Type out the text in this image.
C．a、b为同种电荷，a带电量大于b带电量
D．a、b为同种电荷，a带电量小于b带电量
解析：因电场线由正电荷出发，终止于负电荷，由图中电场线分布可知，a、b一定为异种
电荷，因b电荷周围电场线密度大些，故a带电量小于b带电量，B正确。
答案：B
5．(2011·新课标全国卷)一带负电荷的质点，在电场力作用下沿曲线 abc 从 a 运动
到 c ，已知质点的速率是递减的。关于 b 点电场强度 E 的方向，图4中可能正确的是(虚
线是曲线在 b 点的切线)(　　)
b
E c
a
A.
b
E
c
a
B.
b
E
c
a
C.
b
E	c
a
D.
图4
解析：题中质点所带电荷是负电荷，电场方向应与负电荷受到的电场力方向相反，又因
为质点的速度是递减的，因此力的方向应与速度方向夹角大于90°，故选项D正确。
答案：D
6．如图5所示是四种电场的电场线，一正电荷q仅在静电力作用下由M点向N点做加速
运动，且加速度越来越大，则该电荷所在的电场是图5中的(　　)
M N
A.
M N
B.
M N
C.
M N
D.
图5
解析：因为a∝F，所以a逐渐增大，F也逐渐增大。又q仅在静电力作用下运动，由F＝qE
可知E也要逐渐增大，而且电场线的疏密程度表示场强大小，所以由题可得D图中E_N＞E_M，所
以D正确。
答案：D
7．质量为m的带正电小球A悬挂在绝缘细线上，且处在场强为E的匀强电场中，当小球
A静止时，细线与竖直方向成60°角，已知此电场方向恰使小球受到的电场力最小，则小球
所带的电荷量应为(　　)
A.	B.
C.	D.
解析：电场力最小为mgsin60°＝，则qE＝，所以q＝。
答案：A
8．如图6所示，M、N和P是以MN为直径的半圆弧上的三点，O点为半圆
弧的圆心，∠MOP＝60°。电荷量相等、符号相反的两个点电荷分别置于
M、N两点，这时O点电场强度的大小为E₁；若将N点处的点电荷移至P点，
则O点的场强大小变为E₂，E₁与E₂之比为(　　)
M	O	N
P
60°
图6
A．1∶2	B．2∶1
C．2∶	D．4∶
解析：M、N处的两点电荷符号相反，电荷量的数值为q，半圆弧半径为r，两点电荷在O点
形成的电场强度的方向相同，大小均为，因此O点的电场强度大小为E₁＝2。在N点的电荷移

-- Exercise directions --
Select the lines that carry the string "b为同种电荷" and copy them.

-- Answer to this exercise --
C．a、b为同种电荷，a带电量大于b带电量
D．a、b为同种电荷，a带电量小于b带电量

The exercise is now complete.